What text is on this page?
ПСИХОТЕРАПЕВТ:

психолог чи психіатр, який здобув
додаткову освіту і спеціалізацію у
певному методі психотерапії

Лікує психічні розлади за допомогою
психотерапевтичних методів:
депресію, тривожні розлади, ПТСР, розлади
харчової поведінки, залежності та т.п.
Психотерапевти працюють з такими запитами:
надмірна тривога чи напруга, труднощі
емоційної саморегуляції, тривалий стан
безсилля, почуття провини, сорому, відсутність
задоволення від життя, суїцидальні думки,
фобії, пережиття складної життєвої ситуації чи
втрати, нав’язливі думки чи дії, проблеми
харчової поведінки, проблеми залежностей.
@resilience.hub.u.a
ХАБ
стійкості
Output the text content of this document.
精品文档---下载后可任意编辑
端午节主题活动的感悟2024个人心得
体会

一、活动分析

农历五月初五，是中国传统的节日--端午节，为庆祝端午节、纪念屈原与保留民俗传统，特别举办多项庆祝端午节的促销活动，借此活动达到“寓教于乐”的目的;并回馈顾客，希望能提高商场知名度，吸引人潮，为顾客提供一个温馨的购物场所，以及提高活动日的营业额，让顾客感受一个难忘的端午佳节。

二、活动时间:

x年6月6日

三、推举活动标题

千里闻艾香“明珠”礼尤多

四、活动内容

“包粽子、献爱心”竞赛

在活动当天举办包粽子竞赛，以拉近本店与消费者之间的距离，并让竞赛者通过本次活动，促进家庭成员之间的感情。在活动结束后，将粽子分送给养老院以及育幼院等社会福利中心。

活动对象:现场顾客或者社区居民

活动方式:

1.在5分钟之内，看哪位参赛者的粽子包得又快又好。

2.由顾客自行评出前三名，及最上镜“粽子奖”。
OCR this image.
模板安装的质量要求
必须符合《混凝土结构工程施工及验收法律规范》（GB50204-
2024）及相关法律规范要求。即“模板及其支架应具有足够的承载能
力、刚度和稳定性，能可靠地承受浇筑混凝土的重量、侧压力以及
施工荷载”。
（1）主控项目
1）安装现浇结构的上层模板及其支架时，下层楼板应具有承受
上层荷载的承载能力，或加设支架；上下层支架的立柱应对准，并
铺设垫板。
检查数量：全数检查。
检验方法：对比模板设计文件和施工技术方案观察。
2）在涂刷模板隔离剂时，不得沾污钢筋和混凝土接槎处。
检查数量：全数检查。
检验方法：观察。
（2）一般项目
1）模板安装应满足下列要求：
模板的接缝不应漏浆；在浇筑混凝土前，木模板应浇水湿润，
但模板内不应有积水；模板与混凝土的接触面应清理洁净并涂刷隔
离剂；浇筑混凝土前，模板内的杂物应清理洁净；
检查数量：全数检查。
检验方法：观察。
* * * * *
**What this task involves:** Each record above should be returned exactly as it appears.

**Finished answer:**
What text is on this page?
ПСИХОТЕРАПЕВТ:

психолог чи психіатр, який здобув
додаткову освіту і спеціалізацію у
певному методі психотерапії

Лікує психічні розлади за допомогою
психотерапевтичних методів:
депресію, тривожні розлади, ПТСР, розлади
харчової поведінки, залежності та т.п.
Психотерапевти працюють з такими запитами:
надмірна тривога чи напруга, труднощі
емоційної саморегуляції, тривалий стан
безсилля, почуття провини, сорому, відсутність
задоволення від життя, суїцидальні думки,
фобії, пережиття складної життєвої ситуації чи
втрати, нав’язливі думки чи дії, проблеми
харчової поведінки, проблеми залежностей.
@resilience.hub.u.a
ХАБ
стійкості
Output the text content of this document.
精品文档---下载后可任意编辑
端午节主题活动的感悟2024个人心得
体会

一、活动分析

农历五月初五，是中国传统的节日--端午节，为庆祝端午节、纪念屈原与保留民俗传统，特别举办多项庆祝端午节的促销活动，借此活动达到“寓教于乐”的目的;并回馈顾客，希望能提高商场知名度，吸引人潮，为顾客提供一个温馨的购物场所，以及提高活动日的营业额，让顾客感受一个难忘的端午佳节。

二、活动时间:

x年6月6日

三、推举活动标题

千里闻艾香“明珠”礼尤多

四、活动内容

“包粽子、献爱心”竞赛

在活动当天举办包粽子竞赛，以拉近本店与消费者之间的距离，并让竞赛者通过本次活动，促进家庭成员之间的感情。在活动结束后，将粽子分送给养老院以及育幼院等社会福利中心。

活动对象:现场顾客或者社区居民

活动方式:

1.在5分钟之内，看哪位参赛者的粽子包得又快又好。

2.由顾客自行评出前三名，及最上镜“粽子奖”。
OCR this image.
模板安装的质量要求
必须符合《混凝土结构工程施工及验收法律规范》（GB50204-
2024）及相关法律规范要求。即“模板及其支架应具有足够的承载能
力、刚度和稳定性，能可靠地承受浇筑混凝土的重量、侧压力以及
施工荷载”。
（1）主控项目
1）安装现浇结构的上层模板及其支架时，下层楼板应具有承受
上层荷载的承载能力，或加设支架；上下层支架的立柱应对准，并
铺设垫板。
检查数量：全数检查。
检验方法：对比模板设计文件和施工技术方案观察。
2）在涂刷模板隔离剂时，不得沾污钢筋和混凝土接槎处。
检查数量：全数检查。
检验方法：观察。
（2）一般项目
1）模板安装应满足下列要求：
模板的接缝不应漏浆；在浇筑混凝土前，木模板应浇水湿润，
但模板内不应有积水；模板与混凝土的接触面应清理洁净并涂刷隔
离剂；浇筑混凝土前，模板内的杂物应清理洁净；
检查数量：全数检查。
检验方法：观察。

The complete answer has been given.